* **Short task**
Write the records below out in full, character for character, with no pictures.

[Figure dataset records]
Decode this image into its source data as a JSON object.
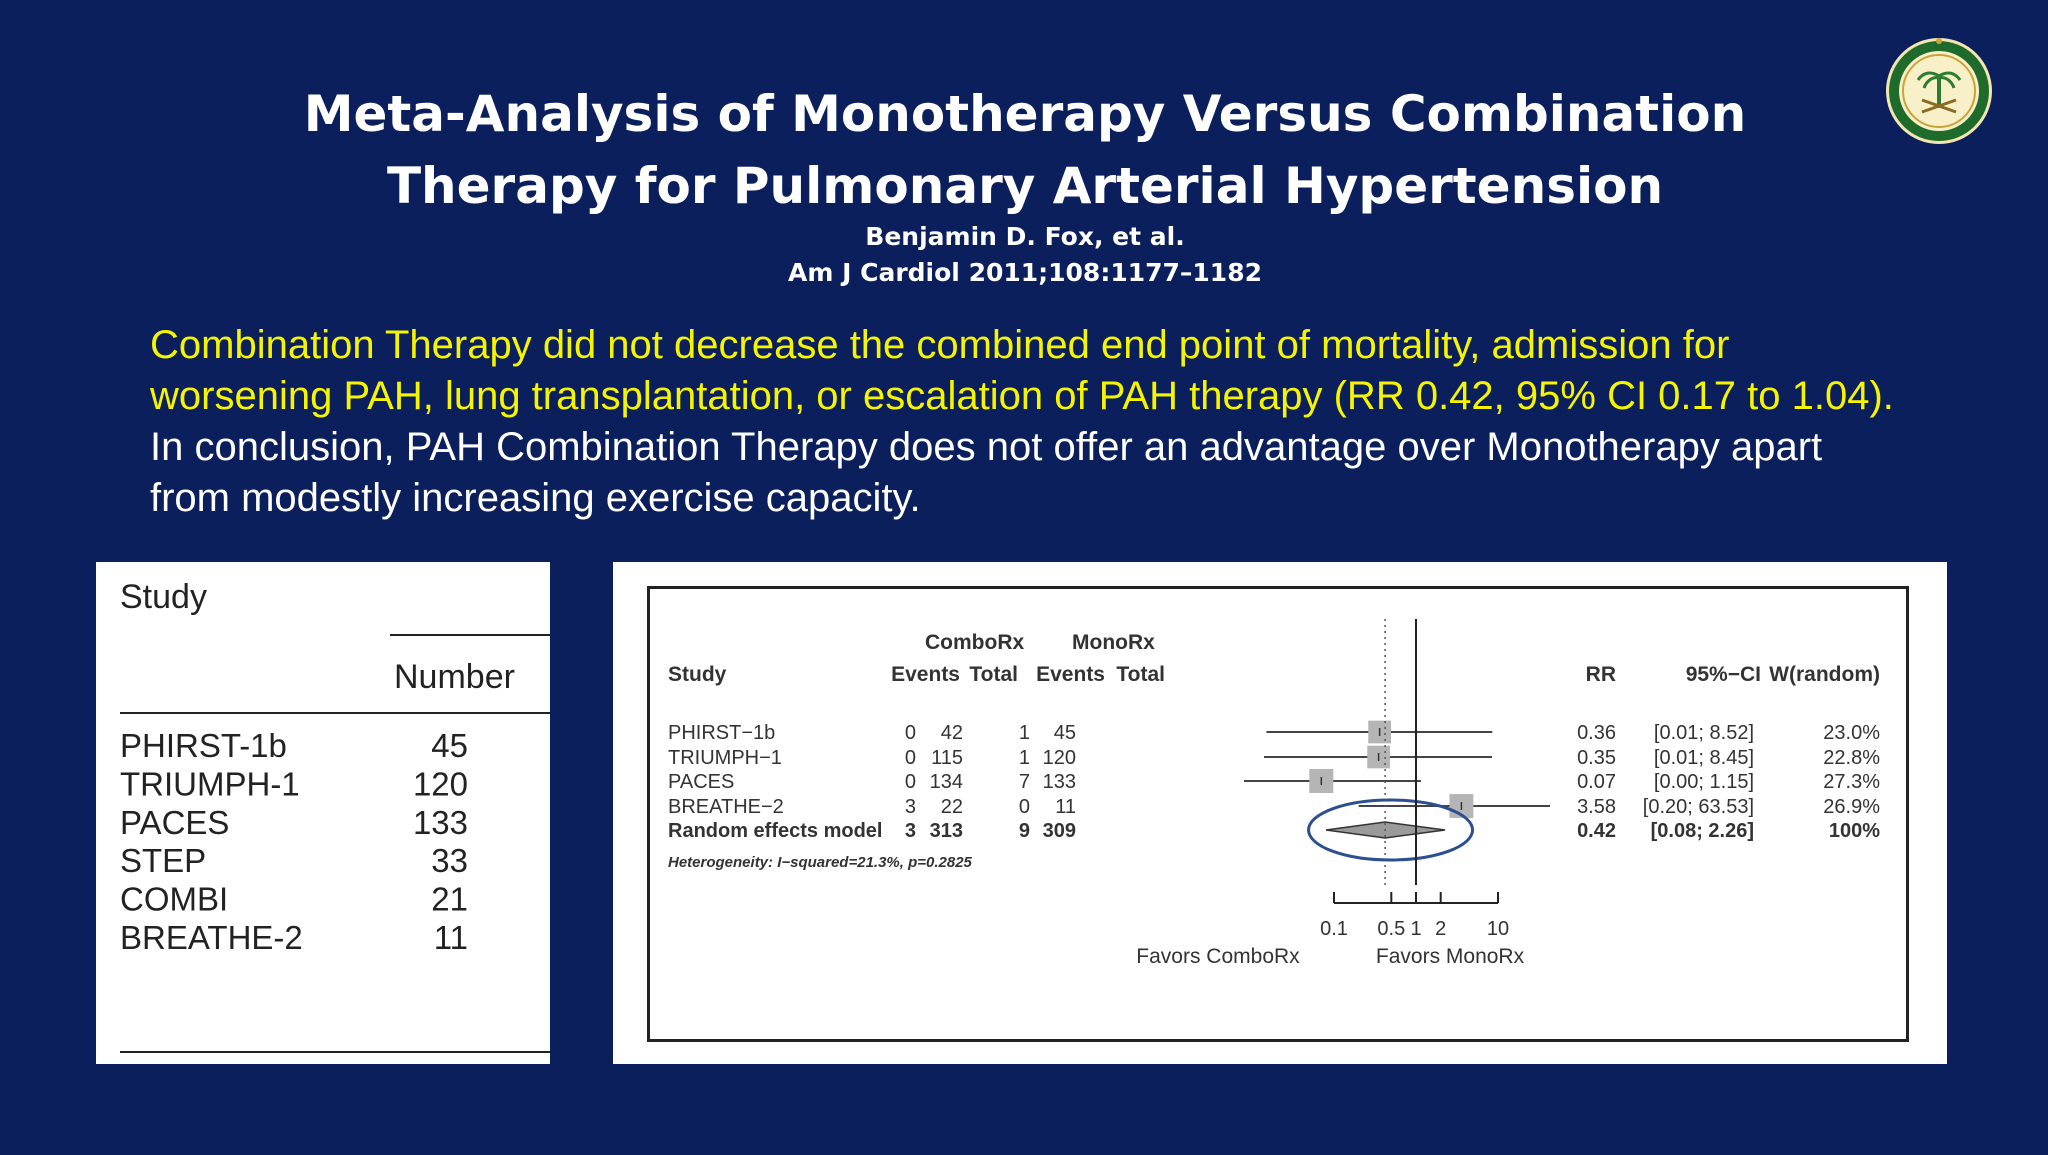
{
  "slide": {
    "title": "Meta-Analysis of Monotherapy Versus Combination Therapy for Pulmonary Arterial Hypertension",
    "author": "Benjamin D. Fox, et al.",
    "citation": "Am J Cardiol 2011;108:1177–1182",
    "summary_highlight": "Combination Therapy did not decrease the combined end point of mortality, admission for worsening PAH, lung transplantation, or escalation of PAH therapy (RR 0.42, 95% CI 0.17 to 1.04).",
    "summary_rest": " In conclusion,  PAH Combination Therapy does not offer an advantage over Monotherapy apart from modestly increasing exercise capacity."
  },
  "study_table": {
    "header": "Study",
    "number_header": "Number",
    "rows": [
      {
        "study": "PHIRST-1b",
        "number": "45"
      },
      {
        "study": "TRIUMPH-1",
        "number": "120"
      },
      {
        "study": "PACES",
        "number": "133"
      },
      {
        "study": "STEP",
        "number": "33"
      },
      {
        "study": "COMBI",
        "number": "21"
      },
      {
        "study": "BREATHE-2",
        "number": "11"
      }
    ]
  },
  "forest": {
    "headers": {
      "study": "Study",
      "combo": "ComboRx",
      "mono": "MonoRx",
      "events": "Events",
      "total": "Total",
      "rr": "RR",
      "ci": "95%−CI",
      "weight": "W(random)"
    },
    "rows": [
      {
        "study": "PHIRST−1b",
        "combo_events": "0",
        "combo_total": "42",
        "mono_events": "1",
        "mono_total": "45",
        "rr": "0.36",
        "ci": "[0.01;  8.52]",
        "weight": "23.0%",
        "rr_value": 0.36,
        "lo": 0.015,
        "hi": 8.52
      },
      {
        "study": "TRIUMPH−1",
        "combo_events": "0",
        "combo_total": "115",
        "mono_events": "1",
        "mono_total": "120",
        "rr": "0.35",
        "ci": "[0.01;  8.45]",
        "weight": "22.8%",
        "rr_value": 0.35,
        "lo": 0.014,
        "hi": 8.45
      },
      {
        "study": "PACES",
        "combo_events": "0",
        "combo_total": "134",
        "mono_events": "7",
        "mono_total": "133",
        "rr": "0.07",
        "ci": "[0.00;  1.15]",
        "weight": "27.3%",
        "rr_value": 0.07,
        "lo": 0.004,
        "hi": 1.15
      },
      {
        "study": "BREATHE−2",
        "combo_events": "3",
        "combo_total": "22",
        "mono_events": "0",
        "mono_total": "11",
        "rr": "3.58",
        "ci": "[0.20; 63.53]",
        "weight": "26.9%",
        "rr_value": 3.58,
        "lo": 0.2,
        "hi": 63.53
      }
    ],
    "pooled": {
      "label": "Random effects model",
      "combo_events": "3",
      "combo_total": "313",
      "mono_events": "9",
      "mono_total": "309",
      "rr": "0.42",
      "ci": "[0.08;  2.26]",
      "weight": "100%",
      "rr_value": 0.42,
      "lo": 0.08,
      "hi": 2.26
    },
    "heterogeneity": "Heterogeneity: I−squared=21.3%, p=0.2825",
    "axis_ticks": [
      {
        "value": 0.1,
        "label": "0.1"
      },
      {
        "value": 0.5,
        "label": "0.5"
      },
      {
        "value": 1,
        "label": "1"
      },
      {
        "value": 2,
        "label": "2"
      },
      {
        "value": 10,
        "label": "10"
      }
    ],
    "favors_left": "Favors ComboRx",
    "favors_right": "Favors MonoRx",
    "axis_scale": "log",
    "colors": {
      "highlight_ellipse": "#2b4f8f",
      "box_fill": "#b5b5b5"
    }
  }
}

* **Reply to the task**
Decode this image into its source data as a JSON object.
{
  "slide": {
    "title": "Meta-Analysis of Monotherapy Versus Combination Therapy for Pulmonary Arterial Hypertension",
    "author": "Benjamin D. Fox, et al.",
    "citation": "Am J Cardiol 2011;108:1177–1182",
    "summary_highlight": "Combination Therapy did not decrease the combined end point of mortality, admission for worsening PAH, lung transplantation, or escalation of PAH therapy (RR 0.42, 95% CI 0.17 to 1.04).",
    "summary_rest": " In conclusion,  PAH Combination Therapy does not offer an advantage over Monotherapy apart from modestly increasing exercise capacity."
  },
  "study_table": {
    "header": "Study",
    "number_header": "Number",
    "rows": [
      {
        "study": "PHIRST-1b",
        "number": "45"
      },
      {
        "study": "TRIUMPH-1",
        "number": "120"
      },
      {
        "study": "PACES",
        "number": "133"
      },
      {
        "study": "STEP",
        "number": "33"
      },
      {
        "study": "COMBI",
        "number": "21"
      },
      {
        "study": "BREATHE-2",
        "number": "11"
      }
    ]
  },
  "forest": {
    "headers": {
      "study": "Study",
      "combo": "ComboRx",
      "mono": "MonoRx",
      "events": "Events",
      "total": "Total",
      "rr": "RR",
      "ci": "95%−CI",
      "weight": "W(random)"
    },
    "rows": [
      {
        "study": "PHIRST−1b",
        "combo_events": "0",
        "combo_total": "42",
        "mono_events": "1",
        "mono_total": "45",
        "rr": "0.36",
        "ci": "[0.01;  8.52]",
        "weight": "23.0%",
        "rr_value": 0.36,
        "lo": 0.015,
        "hi": 8.52
      },
      {
        "study": "TRIUMPH−1",
        "combo_events": "0",
        "combo_total": "115",
        "mono_events": "1",
        "mono_total": "120",
        "rr": "0.35",
        "ci": "[0.01;  8.45]",
        "weight": "22.8%",
        "rr_value": 0.35,
        "lo": 0.014,
        "hi": 8.45
      },
      {
        "study": "PACES",
        "combo_events": "0",
        "combo_total": "134",
        "mono_events": "7",
        "mono_total": "133",
        "rr": "0.07",
        "ci": "[0.00;  1.15]",
        "weight": "27.3%",
        "rr_value": 0.07,
        "lo": 0.004,
        "hi": 1.15
      },
      {
        "study": "BREATHE−2",
        "combo_events": "3",
        "combo_total": "22",
        "mono_events": "0",
        "mono_total": "11",
        "rr": "3.58",
        "ci": "[0.20; 63.53]",
        "weight": "26.9%",
        "rr_value": 3.58,
        "lo": 0.2,
        "hi": 63.53
      }
    ],
    "pooled": {
      "label": "Random effects model",
      "combo_events": "3",
      "combo_total": "313",
      "mono_events": "9",
      "mono_total": "309",
      "rr": "0.42",
      "ci": "[0.08;  2.26]",
      "weight": "100%",
      "rr_value": 0.42,
      "lo": 0.08,
      "hi": 2.26
    },
    "heterogeneity": "Heterogeneity: I−squared=21.3%, p=0.2825",
    "axis_ticks": [
      {
        "value": 0.1,
        "label": "0.1"
      },
      {
        "value": 0.5,
        "label": "0.5"
      },
      {
        "value": 1,
        "label": "1"
      },
      {
        "value": 2,
        "label": "2"
      },
      {
        "value": 10,
        "label": "10"
      }
    ],
    "favors_left": "Favors ComboRx",
    "favors_right": "Favors MonoRx",
    "axis_scale": "log",
    "colors": {
      "highlight_ellipse": "#2b4f8f",
      "box_fill": "#b5b5b5"
    }
  }
}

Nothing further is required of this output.